RECORD EXCERPTS:
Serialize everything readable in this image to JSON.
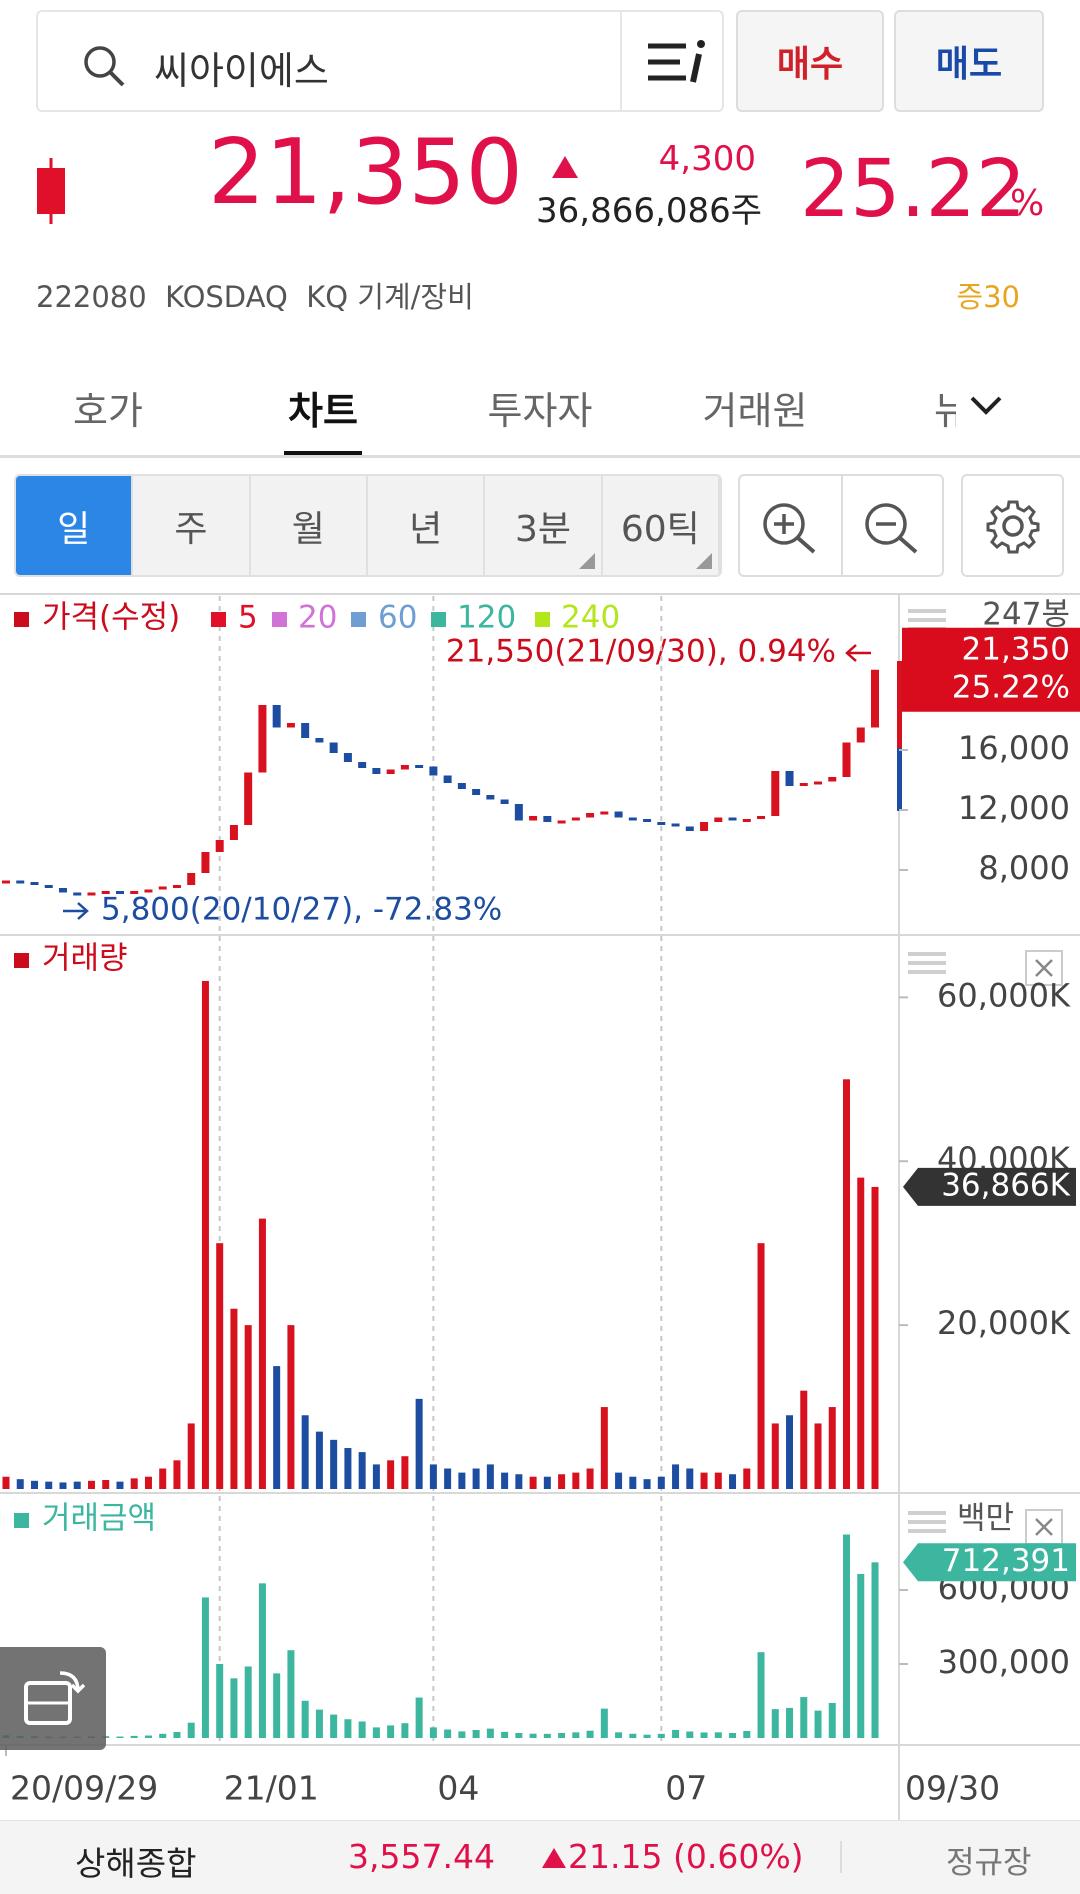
{
  "header": {
    "search_text": "씨아이에스",
    "buy": "매수",
    "sell": "매도",
    "price": "21,350",
    "change": "4,300",
    "volume": "36,866,086주",
    "change_rate": "25.22",
    "rate_unit": "%",
    "info": "222080  KOSDAQ  KQ 기계/장비",
    "margin": "증30"
  },
  "tabs": [
    "호가",
    "차트",
    "투자자",
    "거래원",
    "뉴스"
  ],
  "active_tab": 1,
  "periods": [
    "일",
    "주",
    "월",
    "년",
    "3분",
    "60틱"
  ],
  "active_period": 0,
  "chart_data": [
    {
      "type": "candlestick",
      "title": "가격(수정)",
      "legend": [
        {
          "name": "가격(수정)",
          "color": "#cc0c1c"
        },
        {
          "name": "5",
          "color": "#e0102a"
        },
        {
          "name": "20",
          "color": "#d173d6"
        },
        {
          "name": "60",
          "color": "#6f9ed2"
        },
        {
          "name": "120",
          "color": "#3db6a0"
        },
        {
          "name": "240",
          "color": "#b4e61e"
        }
      ],
      "bar_count": "247봉",
      "up_color": "#d8111e",
      "down_color": "#1c4da1",
      "values": [
        7300,
        7200,
        7000,
        6800,
        6500,
        6400,
        6500,
        6600,
        6500,
        6600,
        6700,
        6900,
        7000,
        7800,
        9200,
        10000,
        11000,
        14500,
        19000,
        17500,
        17800,
        16800,
        16500,
        15800,
        15200,
        14800,
        14400,
        14700,
        15000,
        14900,
        14300,
        13800,
        13400,
        13000,
        12700,
        12400,
        11300,
        11600,
        11200,
        11300,
        11500,
        11800,
        11900,
        11500,
        11400,
        11200,
        11100,
        10900,
        10600,
        11200,
        11500,
        11300,
        11400,
        11600,
        14600,
        13600,
        13800,
        13900,
        14200,
        16500,
        17500,
        21350
      ],
      "ylim": [
        4000,
        26000
      ],
      "yticks": [
        {
          "value": 8000,
          "label": "8,000"
        },
        {
          "value": 12000,
          "label": "12,000"
        },
        {
          "value": 16000,
          "label": "16,000"
        }
      ],
      "high_label": "21,550(21/09/30), 0.94%",
      "low_label": "5,800(20/10/27), -72.83%",
      "last_tag": {
        "value": 21350,
        "label": "21,350",
        "rate": "25.22%"
      },
      "xticks": [
        {
          "value": 0,
          "label": "20/09/29"
        },
        {
          "value": 15,
          "label": "21/01"
        },
        {
          "value": 30,
          "label": "04"
        },
        {
          "value": 46,
          "label": "07"
        }
      ],
      "last_date": "09/30"
    },
    {
      "type": "bar",
      "title": "거래량",
      "color": "#cc0c1c",
      "up_color": "#d8111e",
      "down_color": "#1c4da1",
      "values": [
        1500,
        1200,
        1000,
        900,
        800,
        900,
        1000,
        1100,
        900,
        1300,
        1500,
        2500,
        3500,
        8000,
        62000,
        30000,
        22000,
        20000,
        33000,
        15000,
        20000,
        9000,
        7000,
        6000,
        5000,
        4500,
        3000,
        3500,
        4000,
        11000,
        3000,
        2500,
        2000,
        2500,
        3000,
        2000,
        1800,
        1500,
        1500,
        1800,
        2000,
        2500,
        10000,
        2000,
        1500,
        1200,
        1500,
        3000,
        2500,
        2000,
        2000,
        1800,
        2500,
        30000,
        8000,
        9000,
        12000,
        8000,
        10000,
        50000,
        38000,
        36866
      ],
      "ylim": [
        0,
        67000
      ],
      "yticks": [
        {
          "value": 20000,
          "label": "20,000K"
        },
        {
          "value": 40000,
          "label": "40,000K"
        },
        {
          "value": 60000,
          "label": "60,000K"
        }
      ],
      "last_tag": {
        "value": 36866,
        "label": "36,866K"
      }
    },
    {
      "type": "bar",
      "title": "거래금액",
      "unit": "백만",
      "color": "#3db6a0",
      "values": [
        11000,
        8600,
        7000,
        6100,
        5200,
        5800,
        6500,
        7300,
        5900,
        8600,
        10000,
        17000,
        24500,
        62000,
        570000,
        300000,
        242000,
        290000,
        627000,
        262000,
        356000,
        151000,
        115000,
        95000,
        76000,
        67000,
        43000,
        51000,
        60000,
        164000,
        43000,
        34500,
        26800,
        32500,
        38000,
        24800,
        20300,
        17400,
        16800,
        20300,
        23000,
        29500,
        119000,
        23000,
        17100,
        13400,
        16700,
        32700,
        26500,
        22400,
        23000,
        20300,
        28500,
        348000,
        117000,
        122000,
        166000,
        111000,
        142000,
        825000,
        665000,
        712391
      ],
      "ylim": [
        0,
        965000
      ],
      "yticks": [
        {
          "value": 300000,
          "label": "300,000"
        },
        {
          "value": 600000,
          "label": "600,000"
        }
      ],
      "last_tag": {
        "value": 712391,
        "label": "712,391"
      }
    }
  ],
  "footer": {
    "index_name": "상해종합",
    "index_value": "3,557.44",
    "index_change": "21.15 (0.60%)",
    "session": "정규장"
  }
}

WHAT NEEDS TO BE DONE: Omit every picture, then reproduce the rest of the listing exactly.

WRITTEN SOLUTION:
Serialize everything readable in this image to JSON.
{
  "header": {
    "search_text": "씨아이에스",
    "buy": "매수",
    "sell": "매도",
    "price": "21,350",
    "change": "4,300",
    "volume": "36,866,086주",
    "change_rate": "25.22",
    "rate_unit": "%",
    "info": "222080  KOSDAQ  KQ 기계/장비",
    "margin": "증30"
  },
  "tabs": [
    "호가",
    "차트",
    "투자자",
    "거래원",
    "뉴스"
  ],
  "active_tab": 1,
  "periods": [
    "일",
    "주",
    "월",
    "년",
    "3분",
    "60틱"
  ],
  "active_period": 0,
  "chart_data": [
    {
      "type": "candlestick",
      "title": "가격(수정)",
      "legend": [
        {
          "name": "가격(수정)",
          "color": "#cc0c1c"
        },
        {
          "name": "5",
          "color": "#e0102a"
        },
        {
          "name": "20",
          "color": "#d173d6"
        },
        {
          "name": "60",
          "color": "#6f9ed2"
        },
        {
          "name": "120",
          "color": "#3db6a0"
        },
        {
          "name": "240",
          "color": "#b4e61e"
        }
      ],
      "bar_count": "247봉",
      "up_color": "#d8111e",
      "down_color": "#1c4da1",
      "values": [
        7300,
        7200,
        7000,
        6800,
        6500,
        6400,
        6500,
        6600,
        6500,
        6600,
        6700,
        6900,
        7000,
        7800,
        9200,
        10000,
        11000,
        14500,
        19000,
        17500,
        17800,
        16800,
        16500,
        15800,
        15200,
        14800,
        14400,
        14700,
        15000,
        14900,
        14300,
        13800,
        13400,
        13000,
        12700,
        12400,
        11300,
        11600,
        11200,
        11300,
        11500,
        11800,
        11900,
        11500,
        11400,
        11200,
        11100,
        10900,
        10600,
        11200,
        11500,
        11300,
        11400,
        11600,
        14600,
        13600,
        13800,
        13900,
        14200,
        16500,
        17500,
        21350
      ],
      "ylim": [
        4000,
        26000
      ],
      "yticks": [
        {
          "value": 8000,
          "label": "8,000"
        },
        {
          "value": 12000,
          "label": "12,000"
        },
        {
          "value": 16000,
          "label": "16,000"
        }
      ],
      "high_label": "21,550(21/09/30), 0.94%",
      "low_label": "5,800(20/10/27), -72.83%",
      "last_tag": {
        "value": 21350,
        "label": "21,350",
        "rate": "25.22%"
      },
      "xticks": [
        {
          "value": 0,
          "label": "20/09/29"
        },
        {
          "value": 15,
          "label": "21/01"
        },
        {
          "value": 30,
          "label": "04"
        },
        {
          "value": 46,
          "label": "07"
        }
      ],
      "last_date": "09/30"
    },
    {
      "type": "bar",
      "title": "거래량",
      "color": "#cc0c1c",
      "up_color": "#d8111e",
      "down_color": "#1c4da1",
      "values": [
        1500,
        1200,
        1000,
        900,
        800,
        900,
        1000,
        1100,
        900,
        1300,
        1500,
        2500,
        3500,
        8000,
        62000,
        30000,
        22000,
        20000,
        33000,
        15000,
        20000,
        9000,
        7000,
        6000,
        5000,
        4500,
        3000,
        3500,
        4000,
        11000,
        3000,
        2500,
        2000,
        2500,
        3000,
        2000,
        1800,
        1500,
        1500,
        1800,
        2000,
        2500,
        10000,
        2000,
        1500,
        1200,
        1500,
        3000,
        2500,
        2000,
        2000,
        1800,
        2500,
        30000,
        8000,
        9000,
        12000,
        8000,
        10000,
        50000,
        38000,
        36866
      ],
      "ylim": [
        0,
        67000
      ],
      "yticks": [
        {
          "value": 20000,
          "label": "20,000K"
        },
        {
          "value": 40000,
          "label": "40,000K"
        },
        {
          "value": 60000,
          "label": "60,000K"
        }
      ],
      "last_tag": {
        "value": 36866,
        "label": "36,866K"
      }
    },
    {
      "type": "bar",
      "title": "거래금액",
      "unit": "백만",
      "color": "#3db6a0",
      "values": [
        11000,
        8600,
        7000,
        6100,
        5200,
        5800,
        6500,
        7300,
        5900,
        8600,
        10000,
        17000,
        24500,
        62000,
        570000,
        300000,
        242000,
        290000,
        627000,
        262000,
        356000,
        151000,
        115000,
        95000,
        76000,
        67000,
        43000,
        51000,
        60000,
        164000,
        43000,
        34500,
        26800,
        32500,
        38000,
        24800,
        20300,
        17400,
        16800,
        20300,
        23000,
        29500,
        119000,
        23000,
        17100,
        13400,
        16700,
        32700,
        26500,
        22400,
        23000,
        20300,
        28500,
        348000,
        117000,
        122000,
        166000,
        111000,
        142000,
        825000,
        665000,
        712391
      ],
      "ylim": [
        0,
        965000
      ],
      "yticks": [
        {
          "value": 300000,
          "label": "300,000"
        },
        {
          "value": 600000,
          "label": "600,000"
        }
      ],
      "last_tag": {
        "value": 712391,
        "label": "712,391"
      }
    }
  ],
  "footer": {
    "index_name": "상해종합",
    "index_value": "3,557.44",
    "index_change": "21.15 (0.60%)",
    "session": "정규장"
  }
}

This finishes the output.